### THE PROBLEM
Reproduce each line of the material exactly, minus any picture.

##### INPUT RECORDS

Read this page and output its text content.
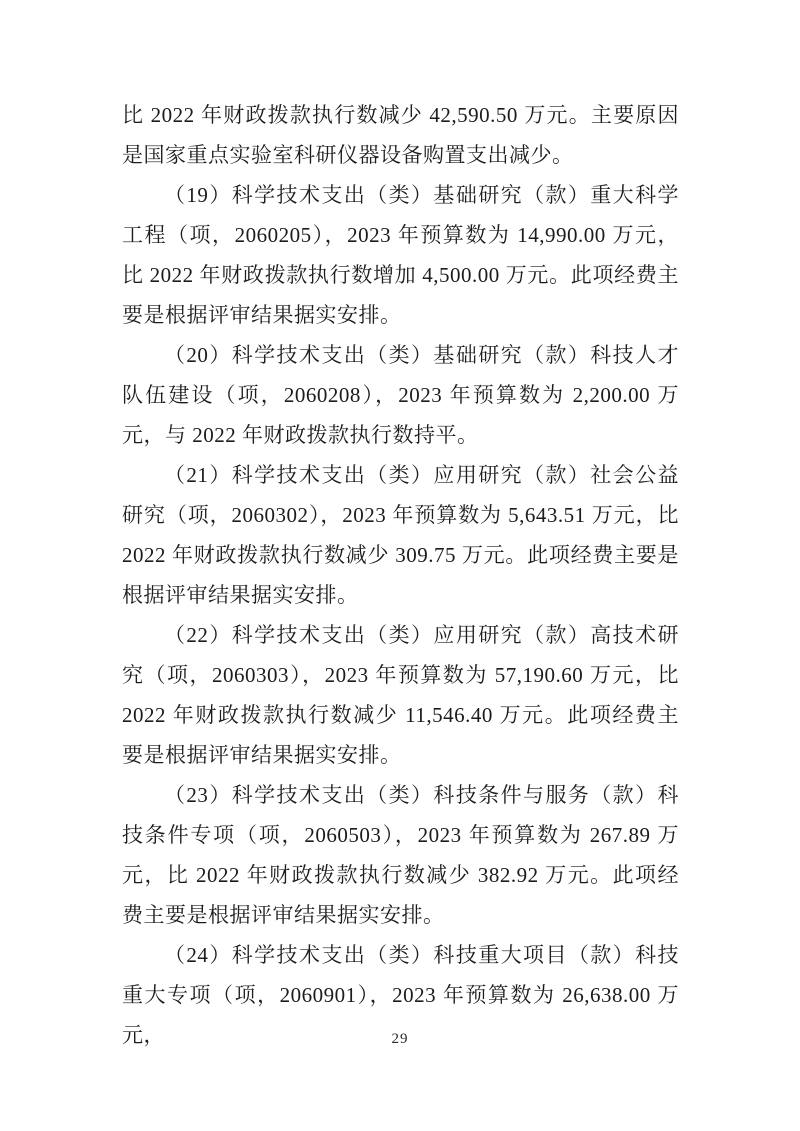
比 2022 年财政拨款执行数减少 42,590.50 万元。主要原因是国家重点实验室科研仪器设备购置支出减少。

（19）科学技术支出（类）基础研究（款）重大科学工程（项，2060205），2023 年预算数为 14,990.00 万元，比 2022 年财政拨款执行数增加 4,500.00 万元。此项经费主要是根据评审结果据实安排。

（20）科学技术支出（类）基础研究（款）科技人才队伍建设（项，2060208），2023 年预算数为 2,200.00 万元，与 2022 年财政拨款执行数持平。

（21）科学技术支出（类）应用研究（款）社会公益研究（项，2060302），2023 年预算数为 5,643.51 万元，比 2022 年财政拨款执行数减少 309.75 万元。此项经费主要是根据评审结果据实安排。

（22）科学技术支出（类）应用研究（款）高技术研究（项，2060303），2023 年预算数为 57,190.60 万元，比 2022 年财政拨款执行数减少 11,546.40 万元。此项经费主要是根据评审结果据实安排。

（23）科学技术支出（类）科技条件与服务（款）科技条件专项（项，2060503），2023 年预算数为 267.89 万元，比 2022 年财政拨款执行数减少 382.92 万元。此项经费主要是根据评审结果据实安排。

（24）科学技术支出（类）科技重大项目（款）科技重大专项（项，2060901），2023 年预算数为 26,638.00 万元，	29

##########

### SOLUTION TO THIS EXERCISE
Read this page and output its text content.
比 2022 年财政拨款执行数减少 42,590.50 万元。主要原因是国家重点实验室科研仪器设备购置支出减少。

（19）科学技术支出（类）基础研究（款）重大科学工程（项，2060205），2023 年预算数为 14,990.00 万元，比 2022 年财政拨款执行数增加 4,500.00 万元。此项经费主要是根据评审结果据实安排。

（20）科学技术支出（类）基础研究（款）科技人才队伍建设（项，2060208），2023 年预算数为 2,200.00 万元，与 2022 年财政拨款执行数持平。

（21）科学技术支出（类）应用研究（款）社会公益研究（项，2060302），2023 年预算数为 5,643.51 万元，比 2022 年财政拨款执行数减少 309.75 万元。此项经费主要是根据评审结果据实安排。

（22）科学技术支出（类）应用研究（款）高技术研究（项，2060303），2023 年预算数为 57,190.60 万元，比 2022 年财政拨款执行数减少 11,546.40 万元。此项经费主要是根据评审结果据实安排。

（23）科学技术支出（类）科技条件与服务（款）科技条件专项（项，2060503），2023 年预算数为 267.89 万元，比 2022 年财政拨款执行数减少 382.92 万元。此项经费主要是根据评审结果据实安排。

（24）科学技术支出（类）科技重大项目（款）科技重大专项（项，2060901），2023 年预算数为 26,638.00 万元，	29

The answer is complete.